**Goal:**
Write out the material again word for word, dropping any images it holds.

**Data records:**
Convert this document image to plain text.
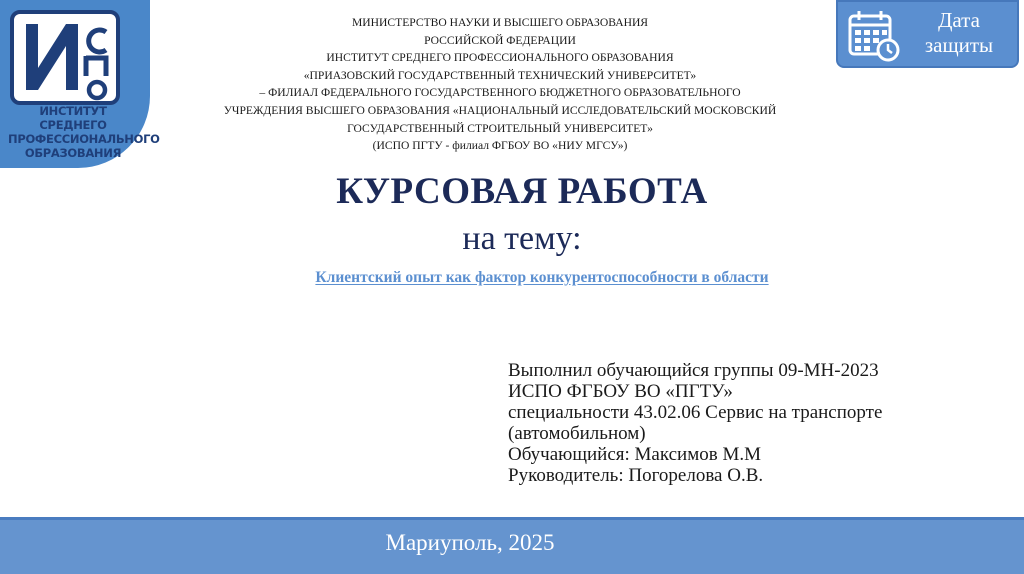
ИНСТИТУТ СРЕДНЕГО
ПРОФЕССИОНАЛЬНОГО
ОБРАЗОВАНИЯ
Дата защиты
МИНИСТЕРСТВО НАУКИ И ВЫСШЕГО ОБРАЗОВАНИЯ
РОССИЙСКОЙ ФЕДЕРАЦИИ
ИНСТИТУТ СРЕДНЕГО ПРОФЕССИОНАЛЬНОГО ОБРАЗОВАНИЯ
«ПРИАЗОВСКИЙ ГОСУДАРСТВЕННЫЙ ТЕХНИЧЕСКИЙ УНИВЕРСИТЕТ»
– ФИЛИАЛ ФЕДЕРАЛЬНОГО ГОСУДАРСТВЕННОГО БЮДЖЕТНОГО ОБРАЗОВАТЕЛЬНОГО
УЧРЕЖДЕНИЯ ВЫСШЕГО ОБРАЗОВАНИЯ «НАЦИОНАЛЬНЫЙ ИССЛЕДОВАТЕЛЬСКИЙ МОСКОВСКИЙ
ГОСУДАРСТВЕННЫЙ СТРОИТЕЛЬНЫЙ УНИВЕРСИТЕТ»
(ИСПО ПГТУ - филиал ФГБОУ ВО «НИУ МГСУ»)
КУРСОВАЯ РАБОТА
на тему:
Клиентский опыт как фактор конкурентоспособности в области
Выполнил обучающийся группы 09-МН-2023
ИСПО ФГБОУ ВО «ПГТУ»
специальности 43.02.06 Сервис на транспорте
(автомобильном)
Обучающийся: Максимов М.М
Руководитель: Погорелова О.В.
Мариуполь, 2025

**Reply to the task:**
Convert this document image to plain text.
ИНСТИТУТ СРЕДНЕГО
ПРОФЕССИОНАЛЬНОГО
ОБРАЗОВАНИЯ
Дата защиты
МИНИСТЕРСТВО НАУКИ И ВЫСШЕГО ОБРАЗОВАНИЯ
РОССИЙСКОЙ ФЕДЕРАЦИИ
ИНСТИТУТ СРЕДНЕГО ПРОФЕССИОНАЛЬНОГО ОБРАЗОВАНИЯ
«ПРИАЗОВСКИЙ ГОСУДАРСТВЕННЫЙ ТЕХНИЧЕСКИЙ УНИВЕРСИТЕТ»
– ФИЛИАЛ ФЕДЕРАЛЬНОГО ГОСУДАРСТВЕННОГО БЮДЖЕТНОГО ОБРАЗОВАТЕЛЬНОГО
УЧРЕЖДЕНИЯ ВЫСШЕГО ОБРАЗОВАНИЯ «НАЦИОНАЛЬНЫЙ ИССЛЕДОВАТЕЛЬСКИЙ МОСКОВСКИЙ
ГОСУДАРСТВЕННЫЙ СТРОИТЕЛЬНЫЙ УНИВЕРСИТЕТ»
(ИСПО ПГТУ - филиал ФГБОУ ВО «НИУ МГСУ»)
КУРСОВАЯ РАБОТА
на тему:
Клиентский опыт как фактор конкурентоспособности в области
Выполнил обучающийся группы 09-МН-2023
ИСПО ФГБОУ ВО «ПГТУ»
специальности 43.02.06 Сервис на транспорте
(автомобильном)
Обучающийся: Максимов М.М
Руководитель: Погорелова О.В.
Мариуполь, 2025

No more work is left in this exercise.